- **Given task**:
Copy the data exactly; pictures stay out of the copy.
>> Begin Material provided
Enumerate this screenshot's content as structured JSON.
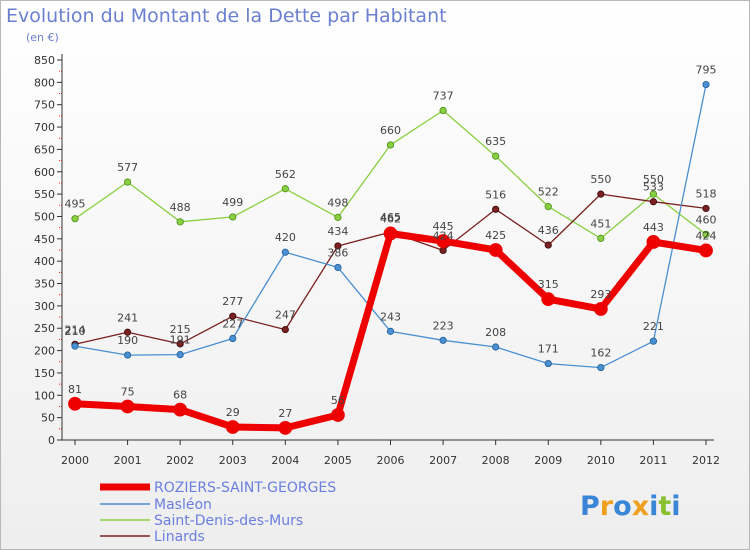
{
  "chart_data": {
    "type": "line",
    "title": "Evolution du Montant de la Dette par Habitant",
    "subtitle": "(en €)",
    "x": [
      "2000",
      "2001",
      "2002",
      "2003",
      "2004",
      "2005",
      "2006",
      "2007",
      "2008",
      "2009",
      "2010",
      "2011",
      "2012"
    ],
    "ylim": [
      0,
      850
    ],
    "yticks": [
      0,
      50,
      100,
      150,
      200,
      250,
      300,
      350,
      400,
      450,
      500,
      550,
      600,
      650,
      700,
      750,
      800,
      850
    ],
    "grid": false,
    "legend_position": "bottom-left",
    "series": [
      {
        "name": "ROZIERS-SAINT-GEORGES",
        "color": "#ee0000",
        "values": [
          81,
          75,
          68,
          29,
          27,
          56,
          462,
          445,
          425,
          315,
          293,
          443,
          424
        ]
      },
      {
        "name": "Masléon",
        "color": "#4a8fd0",
        "values": [
          210,
          190,
          191,
          227,
          420,
          386,
          243,
          223,
          208,
          171,
          162,
          221,
          795
        ]
      },
      {
        "name": "Saint-Denis-des-Murs",
        "color": "#88d040",
        "values": [
          495,
          577,
          488,
          499,
          562,
          498,
          660,
          737,
          635,
          522,
          451,
          550,
          460
        ]
      },
      {
        "name": "Linards",
        "color": "#7a2020",
        "values": [
          214,
          241,
          215,
          277,
          247,
          434,
          465,
          424,
          516,
          436,
          550,
          533,
          518
        ]
      }
    ]
  },
  "logo": {
    "text": "Proxiti",
    "colors": [
      "#3a86d6",
      "#f0a020",
      "#3a86d6",
      "#f0a020",
      "#3a86d6",
      "#88c030",
      "#3a86d6"
    ]
  }
}
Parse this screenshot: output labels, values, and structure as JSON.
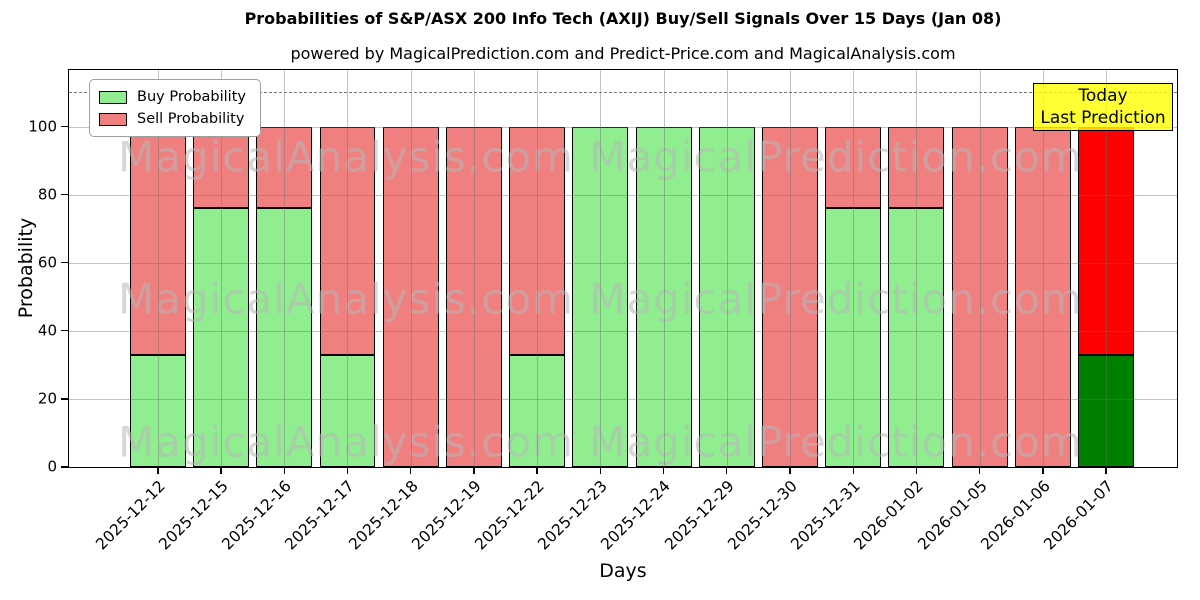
{
  "title": "Probabilities of S&P/ASX 200 Info Tech (AXIJ) Buy/Sell Signals Over 15 Days (Jan 08)",
  "subtitle": "powered by MagicalPrediction.com and Predict-Price.com and MagicalAnalysis.com",
  "legend": {
    "buy_label": "Buy Probability",
    "sell_label": "Sell Probability"
  },
  "annotation_box": {
    "line1": "Today",
    "line2": "Last Prediction",
    "bg_color": "#FFFF00"
  },
  "watermarks": [
    "MagicalAnalysis.com",
    "MagicalPrediction.com"
  ],
  "colors": {
    "buy": "#90EE90",
    "sell": "#F08080",
    "today_buy": "#008000",
    "today_sell": "#FF0000",
    "bar_edge": "#000000",
    "dashed_line": "#7A7A7A",
    "grid": "#B0B0B0"
  },
  "chart_data": {
    "type": "bar",
    "stacked": true,
    "title": "Probabilities of S&P/ASX 200 Info Tech (AXIJ) Buy/Sell Signals Over 15 Days (Jan 08)",
    "xlabel": "Days",
    "ylabel": "Probability",
    "categories": [
      "2025-12-12",
      "2025-12-15",
      "2025-12-16",
      "2025-12-17",
      "2025-12-18",
      "2025-12-19",
      "2025-12-22",
      "2025-12-23",
      "2025-12-24",
      "2025-12-29",
      "2025-12-30",
      "2025-12-31",
      "2026-01-02",
      "2026-01-05",
      "2026-01-06",
      "2026-01-07"
    ],
    "series": [
      {
        "name": "Buy Probability",
        "color": "#90EE90",
        "values": [
          33,
          76,
          76,
          33,
          0,
          0,
          33,
          100,
          100,
          100,
          0,
          76,
          76,
          0,
          0,
          33
        ]
      },
      {
        "name": "Sell Probability",
        "color": "#F08080",
        "values": [
          67,
          24,
          24,
          67,
          100,
          100,
          67,
          0,
          0,
          0,
          100,
          24,
          24,
          100,
          100,
          67
        ]
      }
    ],
    "today_bar": {
      "index": 15,
      "buy_color": "#008000",
      "sell_color": "#FF0000"
    },
    "yticks": [
      0,
      20,
      40,
      60,
      80,
      100
    ],
    "ylim": [
      0,
      116.6
    ],
    "dashed_line_y": 110,
    "grid": true,
    "legend_position": "upper left"
  }
}
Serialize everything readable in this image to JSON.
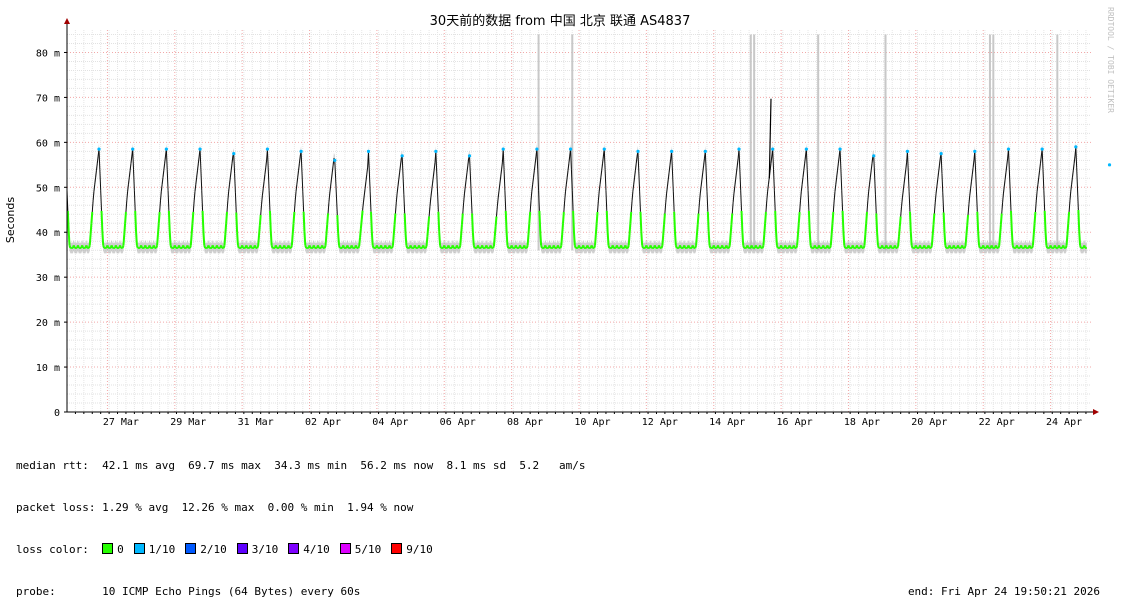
{
  "chart_data": {
    "type": "line",
    "title": "30天前的数据 from 中国 北京 联通 AS4837",
    "ylabel": "Seconds",
    "ylim": [
      0,
      85
    ],
    "grid": true,
    "yticks": [
      {
        "value": 0,
        "label": "0"
      },
      {
        "value": 10,
        "label": "10 m"
      },
      {
        "value": 20,
        "label": "20 m"
      },
      {
        "value": 30,
        "label": "30 m"
      },
      {
        "value": 40,
        "label": "40 m"
      },
      {
        "value": 50,
        "label": "50 m"
      },
      {
        "value": 60,
        "label": "60 m"
      },
      {
        "value": 70,
        "label": "70 m"
      },
      {
        "value": 80,
        "label": "80 m"
      }
    ],
    "xlim_days": [
      0,
      30.4
    ],
    "xticks": [
      {
        "day": 1.6,
        "label": "27 Mar"
      },
      {
        "day": 3.6,
        "label": "29 Mar"
      },
      {
        "day": 5.6,
        "label": "31 Mar"
      },
      {
        "day": 7.6,
        "label": "02 Apr"
      },
      {
        "day": 9.6,
        "label": "04 Apr"
      },
      {
        "day": 11.6,
        "label": "06 Apr"
      },
      {
        "day": 13.6,
        "label": "08 Apr"
      },
      {
        "day": 15.6,
        "label": "10 Apr"
      },
      {
        "day": 17.6,
        "label": "12 Apr"
      },
      {
        "day": 19.6,
        "label": "14 Apr"
      },
      {
        "day": 21.6,
        "label": "16 Apr"
      },
      {
        "day": 23.6,
        "label": "18 Apr"
      },
      {
        "day": 25.6,
        "label": "20 Apr"
      },
      {
        "day": 27.6,
        "label": "22 Apr"
      },
      {
        "day": 29.6,
        "label": "24 Apr"
      }
    ],
    "series": [
      {
        "name": "median rtt",
        "baseline_ms": 36.5,
        "daily_peaks_ms": [
          58.5,
          58.5,
          58.5,
          58.5,
          58.5,
          57.5,
          58.5,
          58,
          56,
          58,
          57,
          58,
          57,
          58.5,
          58.5,
          58.5,
          58.5,
          58,
          58,
          58,
          58.5,
          58.5,
          58.5,
          58.5,
          57,
          58,
          57.5,
          58,
          58.5,
          58.5,
          59,
          55
        ],
        "max_spike_ms": 69.7
      }
    ],
    "loss_spikes_days": [
      14.0,
      15.0,
      20.3,
      20.4,
      22.3,
      24.3,
      27.4,
      27.5,
      29.4
    ],
    "watermark": "RRDTOOL / TOBI OETIKER"
  },
  "stats": {
    "rtt_line": "median rtt:  42.1 ms avg  69.7 ms max  34.3 ms min  56.2 ms now  8.1 ms sd  5.2   am/s",
    "loss_line": "packet loss: 1.29 % avg  12.26 % max  0.00 % min  1.94 % now",
    "loss_color_label": "loss color:",
    "probe_line": "probe:       10 ICMP Echo Pings (64 Bytes) every 60s",
    "end_line": "end: Fri Apr 24 19:50:21 2026"
  },
  "loss_colors": [
    {
      "label": "0",
      "color": "#26ff00"
    },
    {
      "label": "1/10",
      "color": "#00b8ff"
    },
    {
      "label": "2/10",
      "color": "#0059ff"
    },
    {
      "label": "3/10",
      "color": "#5e00ff"
    },
    {
      "label": "4/10",
      "color": "#7e00ff"
    },
    {
      "label": "5/10",
      "color": "#dd00ff"
    },
    {
      "label": "9/10",
      "color": "#ff0000"
    }
  ]
}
>> End Material provided
- **Correct result**:
Enumerate this screenshot's content as structured JSON.
{
  "chart_data": {
    "type": "line",
    "title": "Evolution du Montant de la Dette par Habitant",
    "subtitle": "(en €)",
    "x": [
      "2000",
      "2001",
      "2002",
      "2003",
      "2004",
      "2005",
      "2006",
      "2007",
      "2008",
      "2009",
      "2010",
      "2011",
      "2012"
    ],
    "ylim": [
      0,
      850
    ],
    "yticks": [
      0,
      50,
      100,
      150,
      200,
      250,
      300,
      350,
      400,
      450,
      500,
      550,
      600,
      650,
      700,
      750,
      800,
      850
    ],
    "grid": false,
    "legend_position": "bottom-left",
    "series": [
      {
        "name": "ROZIERS-SAINT-GEORGES",
        "color": "#ee0000",
        "values": [
          81,
          75,
          68,
          29,
          27,
          56,
          462,
          445,
          425,
          315,
          293,
          443,
          424
        ]
      },
      {
        "name": "Masléon",
        "color": "#4a8fd0",
        "values": [
          210,
          190,
          191,
          227,
          420,
          386,
          243,
          223,
          208,
          171,
          162,
          221,
          795
        ]
      },
      {
        "name": "Saint-Denis-des-Murs",
        "color": "#88d040",
        "values": [
          495,
          577,
          488,
          499,
          562,
          498,
          660,
          737,
          635,
          522,
          451,
          550,
          460
        ]
      },
      {
        "name": "Linards",
        "color": "#7a2020",
        "values": [
          214,
          241,
          215,
          277,
          247,
          434,
          465,
          424,
          516,
          436,
          550,
          533,
          518
        ]
      }
    ]
  },
  "logo": {
    "text": "Proxiti",
    "colors": [
      "#3a86d6",
      "#f0a020",
      "#3a86d6",
      "#f0a020",
      "#3a86d6",
      "#88c030",
      "#3a86d6"
    ]
  }
}
Parse this screenshot: output labels, values, and structure as JSON.
{
  "title": "Probabilities of S&P/ASX 200 Info Tech (AXIJ) Buy/Sell Signals Over 15 Days (Jan 08)",
  "subtitle": "powered by MagicalPrediction.com and Predict-Price.com and MagicalAnalysis.com",
  "legend": {
    "buy_label": "Buy Probability",
    "sell_label": "Sell Probability"
  },
  "annotation_box": {
    "line1": "Today",
    "line2": "Last Prediction",
    "bg_color": "#FFFF00"
  },
  "watermarks": [
    "MagicalAnalysis.com",
    "MagicalPrediction.com"
  ],
  "colors": {
    "buy": "#90EE90",
    "sell": "#F08080",
    "today_buy": "#008000",
    "today_sell": "#FF0000",
    "bar_edge": "#000000",
    "dashed_line": "#7A7A7A",
    "grid": "#B0B0B0"
  },
  "chart_data": {
    "type": "bar",
    "stacked": true,
    "title": "Probabilities of S&P/ASX 200 Info Tech (AXIJ) Buy/Sell Signals Over 15 Days (Jan 08)",
    "xlabel": "Days",
    "ylabel": "Probability",
    "categories": [
      "2025-12-12",
      "2025-12-15",
      "2025-12-16",
      "2025-12-17",
      "2025-12-18",
      "2025-12-19",
      "2025-12-22",
      "2025-12-23",
      "2025-12-24",
      "2025-12-29",
      "2025-12-30",
      "2025-12-31",
      "2026-01-02",
      "2026-01-05",
      "2026-01-06",
      "2026-01-07"
    ],
    "series": [
      {
        "name": "Buy Probability",
        "color": "#90EE90",
        "values": [
          33,
          76,
          76,
          33,
          0,
          0,
          33,
          100,
          100,
          100,
          0,
          76,
          76,
          0,
          0,
          33
        ]
      },
      {
        "name": "Sell Probability",
        "color": "#F08080",
        "values": [
          67,
          24,
          24,
          67,
          100,
          100,
          67,
          0,
          0,
          0,
          100,
          24,
          24,
          100,
          100,
          67
        ]
      }
    ],
    "today_bar": {
      "index": 15,
      "buy_color": "#008000",
      "sell_color": "#FF0000"
    },
    "yticks": [
      0,
      20,
      40,
      60,
      80,
      100
    ],
    "ylim": [
      0,
      116.6
    ],
    "dashed_line_y": 110,
    "grid": true,
    "legend_position": "upper left"
  }
}
Serialize everything readable in this image to JSON.
{
  "chart_data": {
    "type": "line",
    "title": "30天前的数据 from 中国 北京 联通 AS4837",
    "ylabel": "Seconds",
    "ylim": [
      0,
      85
    ],
    "grid": true,
    "yticks": [
      {
        "value": 0,
        "label": "0"
      },
      {
        "value": 10,
        "label": "10 m"
      },
      {
        "value": 20,
        "label": "20 m"
      },
      {
        "value": 30,
        "label": "30 m"
      },
      {
        "value": 40,
        "label": "40 m"
      },
      {
        "value": 50,
        "label": "50 m"
      },
      {
        "value": 60,
        "label": "60 m"
      },
      {
        "value": 70,
        "label": "70 m"
      },
      {
        "value": 80,
        "label": "80 m"
      }
    ],
    "xlim_days": [
      0,
      30.4
    ],
    "xticks": [
      {
        "day": 1.6,
        "label": "27 Mar"
      },
      {
        "day": 3.6,
        "label": "29 Mar"
      },
      {
        "day": 5.6,
        "label": "31 Mar"
      },
      {
        "day": 7.6,
        "label": "02 Apr"
      },
      {
        "day": 9.6,
        "label": "04 Apr"
      },
      {
        "day": 11.6,
        "label": "06 Apr"
      },
      {
        "day": 13.6,
        "label": "08 Apr"
      },
      {
        "day": 15.6,
        "label": "10 Apr"
      },
      {
        "day": 17.6,
        "label": "12 Apr"
      },
      {
        "day": 19.6,
        "label": "14 Apr"
      },
      {
        "day": 21.6,
        "label": "16 Apr"
      },
      {
        "day": 23.6,
        "label": "18 Apr"
      },
      {
        "day": 25.6,
        "label": "20 Apr"
      },
      {
        "day": 27.6,
        "label": "22 Apr"
      },
      {
        "day": 29.6,
        "label": "24 Apr"
      }
    ],
    "series": [
      {
        "name": "median rtt",
        "baseline_ms": 36.5,
        "daily_peaks_ms": [
          58.5,
          58.5,
          58.5,
          58.5,
          58.5,
          57.5,
          58.5,
          58,
          56,
          58,
          57,
          58,
          57,
          58.5,
          58.5,
          58.5,
          58.5,
          58,
          58,
          58,
          58.5,
          58.5,
          58.5,
          58.5,
          57,
          58,
          57.5,
          58,
          58.5,
          58.5,
          59,
          55
        ],
        "max_spike_ms": 69.7
      }
    ],
    "loss_spikes_days": [
      14.0,
      15.0,
      20.3,
      20.4,
      22.3,
      24.3,
      27.4,
      27.5,
      29.4
    ],
    "watermark": "RRDTOOL / TOBI OETIKER"
  },
  "stats": {
    "rtt_line": "median rtt:  42.1 ms avg  69.7 ms max  34.3 ms min  56.2 ms now  8.1 ms sd  5.2   am/s",
    "loss_line": "packet loss: 1.29 % avg  12.26 % max  0.00 % min  1.94 % now",
    "loss_color_label": "loss color:",
    "probe_line": "probe:       10 ICMP Echo Pings (64 Bytes) every 60s",
    "end_line": "end: Fri Apr 24 19:50:21 2026"
  },
  "loss_colors": [
    {
      "label": "0",
      "color": "#26ff00"
    },
    {
      "label": "1/10",
      "color": "#00b8ff"
    },
    {
      "label": "2/10",
      "color": "#0059ff"
    },
    {
      "label": "3/10",
      "color": "#5e00ff"
    },
    {
      "label": "4/10",
      "color": "#7e00ff"
    },
    {
      "label": "5/10",
      "color": "#dd00ff"
    },
    {
      "label": "9/10",
      "color": "#ff0000"
    }
  ]
}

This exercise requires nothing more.